Set the data down again, exactly as it reads, but without the pictures.

-- start Material shown --

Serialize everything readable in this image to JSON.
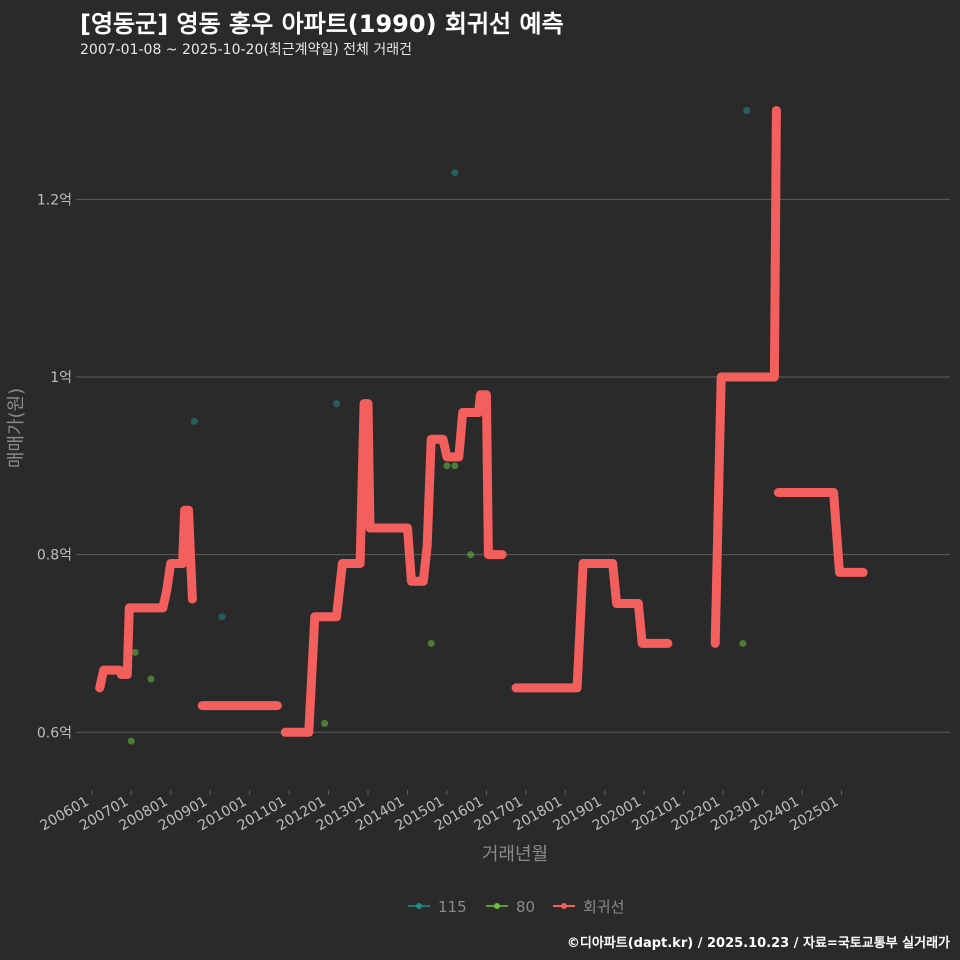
{
  "header": {
    "title": "[영동군] 영동 홍우 아파트(1990) 회귀선 예측",
    "subtitle": "2007-01-08 ~ 2025-10-20(최근계약일) 전체 거래건"
  },
  "caption": "©디아파트(dapt.kr) / 2025.10.23 / 자료=국토교통부 실거래가",
  "colors": {
    "background": "#2b2a2b",
    "grid": "#5d5d5d",
    "line": "#f25f5c",
    "series_115": "#1f8a8a",
    "series_80": "#6abf3f",
    "axis_text": "#bdbdbd",
    "axis_title": "#8a8a8a"
  },
  "chart_data": {
    "type": "line",
    "title": "[영동군] 영동 홍우 아파트(1990) 회귀선 예측",
    "xlabel": "거래년월",
    "ylabel": "매매가(원)",
    "x_unit": "decimal year",
    "xlim": [
      2005.7,
      2027.75
    ],
    "ylim": [
      0.535,
      1.34
    ],
    "y_unit": "억원",
    "x_ticks": [
      {
        "value": 2006.0,
        "label": "200601"
      },
      {
        "value": 2007.0,
        "label": "200701"
      },
      {
        "value": 2008.0,
        "label": "200801"
      },
      {
        "value": 2009.0,
        "label": "200901"
      },
      {
        "value": 2010.0,
        "label": "201001"
      },
      {
        "value": 2011.0,
        "label": "201101"
      },
      {
        "value": 2012.0,
        "label": "201201"
      },
      {
        "value": 2013.0,
        "label": "201301"
      },
      {
        "value": 2014.0,
        "label": "201401"
      },
      {
        "value": 2015.0,
        "label": "201501"
      },
      {
        "value": 2016.0,
        "label": "201601"
      },
      {
        "value": 2017.0,
        "label": "201701"
      },
      {
        "value": 2018.0,
        "label": "201801"
      },
      {
        "value": 2019.0,
        "label": "201901"
      },
      {
        "value": 2020.0,
        "label": "202001"
      },
      {
        "value": 2021.0,
        "label": "202101"
      },
      {
        "value": 2022.0,
        "label": "202201"
      },
      {
        "value": 2023.0,
        "label": "202301"
      },
      {
        "value": 2024.0,
        "label": "202401"
      },
      {
        "value": 2025.0,
        "label": "202501"
      }
    ],
    "y_ticks": [
      {
        "value": 0.6,
        "label": "0.6억"
      },
      {
        "value": 0.8,
        "label": "0.8억"
      },
      {
        "value": 1.0,
        "label": "1억"
      },
      {
        "value": 1.2,
        "label": "1.2억"
      }
    ],
    "legend": {
      "position": "bottom",
      "entries": [
        {
          "label": "115",
          "key": "series_115"
        },
        {
          "label": "80",
          "key": "series_80"
        },
        {
          "label": "회귀선",
          "key": "line"
        }
      ]
    },
    "series": [
      {
        "name": "115",
        "kind": "scatter",
        "points": [
          [
            2008.6,
            0.95
          ],
          [
            2015.2,
            1.23
          ],
          [
            2022.6,
            1.3
          ],
          [
            2009.3,
            0.73
          ],
          [
            2012.2,
            0.97
          ]
        ]
      },
      {
        "name": "80",
        "kind": "scatter",
        "points": [
          [
            2007.0,
            0.59
          ],
          [
            2007.1,
            0.69
          ],
          [
            2007.5,
            0.66
          ],
          [
            2011.3,
            0.6
          ],
          [
            2011.9,
            0.61
          ],
          [
            2014.6,
            0.7
          ],
          [
            2015.0,
            0.9
          ],
          [
            2015.2,
            0.9
          ],
          [
            2015.6,
            0.8
          ],
          [
            2022.5,
            0.7
          ]
        ]
      },
      {
        "name": "회귀선",
        "kind": "line",
        "segments": [
          [
            [
              2006.2,
              0.65
            ],
            [
              2006.3,
              0.67
            ],
            [
              2006.7,
              0.67
            ],
            [
              2006.75,
              0.665
            ],
            [
              2006.9,
              0.665
            ],
            [
              2006.95,
              0.74
            ],
            [
              2007.8,
              0.74
            ],
            [
              2007.9,
              0.76
            ],
            [
              2008.0,
              0.79
            ],
            [
              2008.3,
              0.79
            ],
            [
              2008.35,
              0.85
            ],
            [
              2008.45,
              0.85
            ],
            [
              2008.55,
              0.75
            ]
          ],
          [
            [
              2008.8,
              0.63
            ],
            [
              2010.7,
              0.63
            ]
          ],
          [
            [
              2010.9,
              0.6
            ],
            [
              2011.5,
              0.6
            ],
            [
              2011.65,
              0.73
            ],
            [
              2012.2,
              0.73
            ],
            [
              2012.35,
              0.79
            ],
            [
              2012.8,
              0.79
            ],
            [
              2012.9,
              0.97
            ],
            [
              2013.0,
              0.97
            ],
            [
              2013.05,
              0.83
            ],
            [
              2014.0,
              0.83
            ],
            [
              2014.1,
              0.77
            ],
            [
              2014.4,
              0.77
            ],
            [
              2014.5,
              0.81
            ],
            [
              2014.6,
              0.93
            ],
            [
              2014.9,
              0.93
            ],
            [
              2015.0,
              0.91
            ],
            [
              2015.3,
              0.91
            ],
            [
              2015.4,
              0.96
            ],
            [
              2015.8,
              0.96
            ],
            [
              2015.85,
              0.98
            ],
            [
              2016.0,
              0.98
            ],
            [
              2016.05,
              0.8
            ],
            [
              2016.4,
              0.8
            ]
          ],
          [
            [
              2016.75,
              0.65
            ],
            [
              2018.3,
              0.65
            ],
            [
              2018.45,
              0.79
            ],
            [
              2019.2,
              0.79
            ],
            [
              2019.3,
              0.745
            ],
            [
              2019.85,
              0.745
            ],
            [
              2019.95,
              0.7
            ],
            [
              2020.6,
              0.7
            ]
          ],
          [
            [
              2021.8,
              0.7
            ],
            [
              2021.95,
              1.0
            ],
            [
              2023.3,
              1.0
            ],
            [
              2023.35,
              1.3
            ]
          ],
          [
            [
              2023.4,
              0.87
            ],
            [
              2024.8,
              0.87
            ],
            [
              2024.95,
              0.78
            ],
            [
              2025.55,
              0.78
            ]
          ]
        ]
      }
    ]
  }
}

-- end Material shown --

Task response:
Serialize everything readable in this image to JSON.
{
  "header": {
    "title": "[영동군] 영동 홍우 아파트(1990) 회귀선 예측",
    "subtitle": "2007-01-08 ~ 2025-10-20(최근계약일) 전체 거래건"
  },
  "caption": "©디아파트(dapt.kr) / 2025.10.23 / 자료=국토교통부 실거래가",
  "colors": {
    "background": "#2b2a2b",
    "grid": "#5d5d5d",
    "line": "#f25f5c",
    "series_115": "#1f8a8a",
    "series_80": "#6abf3f",
    "axis_text": "#bdbdbd",
    "axis_title": "#8a8a8a"
  },
  "chart_data": {
    "type": "line",
    "title": "[영동군] 영동 홍우 아파트(1990) 회귀선 예측",
    "xlabel": "거래년월",
    "ylabel": "매매가(원)",
    "x_unit": "decimal year",
    "xlim": [
      2005.7,
      2027.75
    ],
    "ylim": [
      0.535,
      1.34
    ],
    "y_unit": "억원",
    "x_ticks": [
      {
        "value": 2006.0,
        "label": "200601"
      },
      {
        "value": 2007.0,
        "label": "200701"
      },
      {
        "value": 2008.0,
        "label": "200801"
      },
      {
        "value": 2009.0,
        "label": "200901"
      },
      {
        "value": 2010.0,
        "label": "201001"
      },
      {
        "value": 2011.0,
        "label": "201101"
      },
      {
        "value": 2012.0,
        "label": "201201"
      },
      {
        "value": 2013.0,
        "label": "201301"
      },
      {
        "value": 2014.0,
        "label": "201401"
      },
      {
        "value": 2015.0,
        "label": "201501"
      },
      {
        "value": 2016.0,
        "label": "201601"
      },
      {
        "value": 2017.0,
        "label": "201701"
      },
      {
        "value": 2018.0,
        "label": "201801"
      },
      {
        "value": 2019.0,
        "label": "201901"
      },
      {
        "value": 2020.0,
        "label": "202001"
      },
      {
        "value": 2021.0,
        "label": "202101"
      },
      {
        "value": 2022.0,
        "label": "202201"
      },
      {
        "value": 2023.0,
        "label": "202301"
      },
      {
        "value": 2024.0,
        "label": "202401"
      },
      {
        "value": 2025.0,
        "label": "202501"
      }
    ],
    "y_ticks": [
      {
        "value": 0.6,
        "label": "0.6억"
      },
      {
        "value": 0.8,
        "label": "0.8억"
      },
      {
        "value": 1.0,
        "label": "1억"
      },
      {
        "value": 1.2,
        "label": "1.2억"
      }
    ],
    "legend": {
      "position": "bottom",
      "entries": [
        {
          "label": "115",
          "key": "series_115"
        },
        {
          "label": "80",
          "key": "series_80"
        },
        {
          "label": "회귀선",
          "key": "line"
        }
      ]
    },
    "series": [
      {
        "name": "115",
        "kind": "scatter",
        "points": [
          [
            2008.6,
            0.95
          ],
          [
            2015.2,
            1.23
          ],
          [
            2022.6,
            1.3
          ],
          [
            2009.3,
            0.73
          ],
          [
            2012.2,
            0.97
          ]
        ]
      },
      {
        "name": "80",
        "kind": "scatter",
        "points": [
          [
            2007.0,
            0.59
          ],
          [
            2007.1,
            0.69
          ],
          [
            2007.5,
            0.66
          ],
          [
            2011.3,
            0.6
          ],
          [
            2011.9,
            0.61
          ],
          [
            2014.6,
            0.7
          ],
          [
            2015.0,
            0.9
          ],
          [
            2015.2,
            0.9
          ],
          [
            2015.6,
            0.8
          ],
          [
            2022.5,
            0.7
          ]
        ]
      },
      {
        "name": "회귀선",
        "kind": "line",
        "segments": [
          [
            [
              2006.2,
              0.65
            ],
            [
              2006.3,
              0.67
            ],
            [
              2006.7,
              0.67
            ],
            [
              2006.75,
              0.665
            ],
            [
              2006.9,
              0.665
            ],
            [
              2006.95,
              0.74
            ],
            [
              2007.8,
              0.74
            ],
            [
              2007.9,
              0.76
            ],
            [
              2008.0,
              0.79
            ],
            [
              2008.3,
              0.79
            ],
            [
              2008.35,
              0.85
            ],
            [
              2008.45,
              0.85
            ],
            [
              2008.55,
              0.75
            ]
          ],
          [
            [
              2008.8,
              0.63
            ],
            [
              2010.7,
              0.63
            ]
          ],
          [
            [
              2010.9,
              0.6
            ],
            [
              2011.5,
              0.6
            ],
            [
              2011.65,
              0.73
            ],
            [
              2012.2,
              0.73
            ],
            [
              2012.35,
              0.79
            ],
            [
              2012.8,
              0.79
            ],
            [
              2012.9,
              0.97
            ],
            [
              2013.0,
              0.97
            ],
            [
              2013.05,
              0.83
            ],
            [
              2014.0,
              0.83
            ],
            [
              2014.1,
              0.77
            ],
            [
              2014.4,
              0.77
            ],
            [
              2014.5,
              0.81
            ],
            [
              2014.6,
              0.93
            ],
            [
              2014.9,
              0.93
            ],
            [
              2015.0,
              0.91
            ],
            [
              2015.3,
              0.91
            ],
            [
              2015.4,
              0.96
            ],
            [
              2015.8,
              0.96
            ],
            [
              2015.85,
              0.98
            ],
            [
              2016.0,
              0.98
            ],
            [
              2016.05,
              0.8
            ],
            [
              2016.4,
              0.8
            ]
          ],
          [
            [
              2016.75,
              0.65
            ],
            [
              2018.3,
              0.65
            ],
            [
              2018.45,
              0.79
            ],
            [
              2019.2,
              0.79
            ],
            [
              2019.3,
              0.745
            ],
            [
              2019.85,
              0.745
            ],
            [
              2019.95,
              0.7
            ],
            [
              2020.6,
              0.7
            ]
          ],
          [
            [
              2021.8,
              0.7
            ],
            [
              2021.95,
              1.0
            ],
            [
              2023.3,
              1.0
            ],
            [
              2023.35,
              1.3
            ]
          ],
          [
            [
              2023.4,
              0.87
            ],
            [
              2024.8,
              0.87
            ],
            [
              2024.95,
              0.78
            ],
            [
              2025.55,
              0.78
            ]
          ]
        ]
      }
    ]
  }
}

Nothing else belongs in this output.